_Tekst źródłowy_:
┄┄┄┄┄┄

Wielki dramat Lecha Wałęsy. "Istnieje ryzyko amputacji"
We wtorek Lech Wałęsa trafił do szpitala w Gdańsku. Powodem hospitalizacji jest przewlekłe powikłanie po cukrzycy. O swoim pobycie w szpitalu były prezydent poinformował za pośrednictwem mediów społecznościowych. "I znowu w szpitalu, stopa cukrzycowa" – napisał na Facebooku.
Tymczasem "Super Express" donosi w czwartkowym wydaniu o wielkim dramacie w życiu Wałęsy. "Po tym, jak były prezydent trafił do szpitala w związku z powikłaniami po cukrzycy, może stracić stopę" – czytamy w gazecie. Wałęsa wciąż przechodzi szczegółowe badania.
Jarosław Wałęsa o stanie zdrowia swojego ojca
Cytowany przez dziennik syn Lecha Wałęsa, poseł PO Jarosław Wałęsa, martwi się o ojca i spodziewa najgorszego. – Cała stopa wygląda słabo od dłuższego czasu, ale nigdy nie była tak zdiagnozowana jak teraz. Doszliśmy do takiego momentu, że możliwa jest niestety amputacja stopy u mojego ojca. Ryzyko amputacji niestety istnieje – powiedział. – Mam jednak nadzieję, że wszystko się dobrze skończy – dodał.
Jarosław Wałęsa chciałby, aby jego ojciec szybko wrócił do zdrowia. – Przed nami kilka rodzinnych imprez, urodziny dzieci i mam nadzieję, że ojciec będzie w nich uczestniczył. Wierzę, że wszystko z ojcem będzie dobrze – podkreślił.
Jak zauważa "SE", jeszcze ponad tydzień temu Lech Wałęsa cieszył się z pobytu w hotelu Mikołajkach, gdzie odpoczywał od codziennych trosk i zmartwień. Były prezydent korzystał między innymi z dobrodziejstw jacuzzi borowinowego (borowina skutecznie działa na schorzenia mięśni czy stawów).

┄┄┄┄┄┄

_Fragmenty listingu_:
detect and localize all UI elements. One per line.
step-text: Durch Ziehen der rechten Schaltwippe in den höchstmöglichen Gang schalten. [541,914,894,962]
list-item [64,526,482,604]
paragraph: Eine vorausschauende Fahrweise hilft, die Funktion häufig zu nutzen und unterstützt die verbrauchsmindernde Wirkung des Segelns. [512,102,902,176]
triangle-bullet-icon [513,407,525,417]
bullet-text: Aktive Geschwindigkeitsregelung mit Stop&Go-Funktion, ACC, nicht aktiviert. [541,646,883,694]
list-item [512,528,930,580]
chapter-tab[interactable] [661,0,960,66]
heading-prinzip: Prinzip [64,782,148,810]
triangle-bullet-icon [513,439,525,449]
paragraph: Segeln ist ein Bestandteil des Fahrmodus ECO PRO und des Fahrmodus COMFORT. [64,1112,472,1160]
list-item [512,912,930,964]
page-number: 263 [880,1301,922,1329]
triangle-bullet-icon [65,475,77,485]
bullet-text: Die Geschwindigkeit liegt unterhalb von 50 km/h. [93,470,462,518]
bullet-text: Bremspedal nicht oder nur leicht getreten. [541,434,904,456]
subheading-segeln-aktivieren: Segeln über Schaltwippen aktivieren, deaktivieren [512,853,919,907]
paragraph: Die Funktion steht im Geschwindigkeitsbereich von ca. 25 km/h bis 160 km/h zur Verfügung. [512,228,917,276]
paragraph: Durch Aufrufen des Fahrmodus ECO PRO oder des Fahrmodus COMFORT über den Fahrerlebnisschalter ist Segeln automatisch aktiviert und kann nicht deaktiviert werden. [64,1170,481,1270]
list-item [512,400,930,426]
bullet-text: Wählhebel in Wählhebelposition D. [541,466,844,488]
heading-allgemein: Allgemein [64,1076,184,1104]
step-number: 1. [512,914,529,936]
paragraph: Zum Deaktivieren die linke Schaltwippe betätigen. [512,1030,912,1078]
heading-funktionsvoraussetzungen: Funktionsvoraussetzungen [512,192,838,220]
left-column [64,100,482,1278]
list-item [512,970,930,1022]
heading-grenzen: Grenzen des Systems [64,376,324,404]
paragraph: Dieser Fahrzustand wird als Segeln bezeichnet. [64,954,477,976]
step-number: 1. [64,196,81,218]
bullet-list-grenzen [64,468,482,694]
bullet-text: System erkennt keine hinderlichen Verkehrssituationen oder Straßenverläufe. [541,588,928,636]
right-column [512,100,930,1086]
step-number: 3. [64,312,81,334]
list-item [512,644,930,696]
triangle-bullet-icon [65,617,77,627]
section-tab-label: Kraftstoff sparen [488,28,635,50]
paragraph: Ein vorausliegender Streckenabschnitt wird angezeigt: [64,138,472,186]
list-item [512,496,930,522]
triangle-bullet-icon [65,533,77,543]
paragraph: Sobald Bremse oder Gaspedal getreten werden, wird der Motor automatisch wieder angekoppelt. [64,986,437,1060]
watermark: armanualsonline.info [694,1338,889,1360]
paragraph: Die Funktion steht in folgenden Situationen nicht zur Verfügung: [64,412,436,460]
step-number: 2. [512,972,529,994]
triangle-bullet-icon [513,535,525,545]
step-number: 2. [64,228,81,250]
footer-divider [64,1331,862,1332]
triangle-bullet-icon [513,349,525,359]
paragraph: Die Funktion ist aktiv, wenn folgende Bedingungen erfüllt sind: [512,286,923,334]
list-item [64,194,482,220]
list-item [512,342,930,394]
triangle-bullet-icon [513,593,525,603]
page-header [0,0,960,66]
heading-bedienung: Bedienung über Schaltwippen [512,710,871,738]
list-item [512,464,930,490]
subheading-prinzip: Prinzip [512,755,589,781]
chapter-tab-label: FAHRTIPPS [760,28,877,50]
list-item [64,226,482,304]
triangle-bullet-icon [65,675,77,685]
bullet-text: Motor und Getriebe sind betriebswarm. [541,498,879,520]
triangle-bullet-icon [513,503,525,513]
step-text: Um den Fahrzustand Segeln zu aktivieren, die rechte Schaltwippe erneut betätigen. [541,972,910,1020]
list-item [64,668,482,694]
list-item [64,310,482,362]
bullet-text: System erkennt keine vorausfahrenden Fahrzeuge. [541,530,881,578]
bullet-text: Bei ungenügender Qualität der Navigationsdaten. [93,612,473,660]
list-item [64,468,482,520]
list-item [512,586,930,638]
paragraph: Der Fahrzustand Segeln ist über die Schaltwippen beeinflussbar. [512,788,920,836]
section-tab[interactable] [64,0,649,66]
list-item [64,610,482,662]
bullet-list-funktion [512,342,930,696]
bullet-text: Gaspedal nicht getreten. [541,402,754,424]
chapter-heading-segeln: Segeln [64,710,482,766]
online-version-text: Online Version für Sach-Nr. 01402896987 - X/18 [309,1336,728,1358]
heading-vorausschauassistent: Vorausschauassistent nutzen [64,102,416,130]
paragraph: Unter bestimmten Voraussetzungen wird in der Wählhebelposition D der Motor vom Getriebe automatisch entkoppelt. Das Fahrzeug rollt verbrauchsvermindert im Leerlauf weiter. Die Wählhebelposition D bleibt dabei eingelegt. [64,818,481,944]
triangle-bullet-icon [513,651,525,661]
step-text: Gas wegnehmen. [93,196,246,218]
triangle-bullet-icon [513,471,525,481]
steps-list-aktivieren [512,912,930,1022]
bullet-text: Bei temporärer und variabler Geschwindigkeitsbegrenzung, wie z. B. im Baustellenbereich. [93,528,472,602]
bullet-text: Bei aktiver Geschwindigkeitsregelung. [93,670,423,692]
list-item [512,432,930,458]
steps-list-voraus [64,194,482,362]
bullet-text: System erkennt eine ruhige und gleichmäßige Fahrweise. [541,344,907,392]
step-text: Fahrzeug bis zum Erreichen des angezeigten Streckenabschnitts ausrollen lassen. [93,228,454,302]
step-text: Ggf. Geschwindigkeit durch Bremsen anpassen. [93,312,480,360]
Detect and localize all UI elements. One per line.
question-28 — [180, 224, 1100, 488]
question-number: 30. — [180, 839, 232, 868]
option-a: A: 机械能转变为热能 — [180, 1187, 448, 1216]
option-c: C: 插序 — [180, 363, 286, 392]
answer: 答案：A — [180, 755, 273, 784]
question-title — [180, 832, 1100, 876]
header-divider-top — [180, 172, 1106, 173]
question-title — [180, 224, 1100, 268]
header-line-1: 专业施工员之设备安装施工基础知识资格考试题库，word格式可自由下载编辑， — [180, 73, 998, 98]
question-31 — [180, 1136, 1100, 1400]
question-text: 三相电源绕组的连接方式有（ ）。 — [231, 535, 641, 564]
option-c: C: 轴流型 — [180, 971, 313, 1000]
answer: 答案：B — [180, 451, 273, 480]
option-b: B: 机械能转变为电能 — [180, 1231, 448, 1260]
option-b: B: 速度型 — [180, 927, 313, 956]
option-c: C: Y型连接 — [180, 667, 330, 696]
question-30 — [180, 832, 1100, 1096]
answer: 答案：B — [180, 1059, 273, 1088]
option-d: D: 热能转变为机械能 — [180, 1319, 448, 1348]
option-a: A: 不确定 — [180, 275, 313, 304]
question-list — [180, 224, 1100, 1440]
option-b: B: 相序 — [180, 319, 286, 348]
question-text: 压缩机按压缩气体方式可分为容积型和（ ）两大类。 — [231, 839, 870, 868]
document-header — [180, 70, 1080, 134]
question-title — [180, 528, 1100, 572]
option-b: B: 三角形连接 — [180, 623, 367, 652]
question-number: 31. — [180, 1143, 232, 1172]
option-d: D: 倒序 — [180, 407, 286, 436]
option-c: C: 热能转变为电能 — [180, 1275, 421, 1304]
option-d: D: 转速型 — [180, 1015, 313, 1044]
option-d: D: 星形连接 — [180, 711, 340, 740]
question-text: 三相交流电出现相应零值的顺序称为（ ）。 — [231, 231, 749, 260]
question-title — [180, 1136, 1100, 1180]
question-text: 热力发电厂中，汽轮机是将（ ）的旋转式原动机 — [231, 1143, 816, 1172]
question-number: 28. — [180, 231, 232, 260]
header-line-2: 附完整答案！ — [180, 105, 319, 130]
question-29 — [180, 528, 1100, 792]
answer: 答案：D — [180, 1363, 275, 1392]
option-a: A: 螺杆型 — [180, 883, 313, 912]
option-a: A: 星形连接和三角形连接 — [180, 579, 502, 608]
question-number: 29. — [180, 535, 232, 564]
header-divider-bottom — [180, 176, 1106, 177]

┄┄┄┄┄┄

_Zadanie do wykonania_: Jakie słowa o swoim pobycie w szpitalu zamieścił Lech Wałęsa na Facebooku według tekstu źródłowego?

_Wynik zadania_: Napisał: "I znowu w szpitalu, stopa cukrzycowa".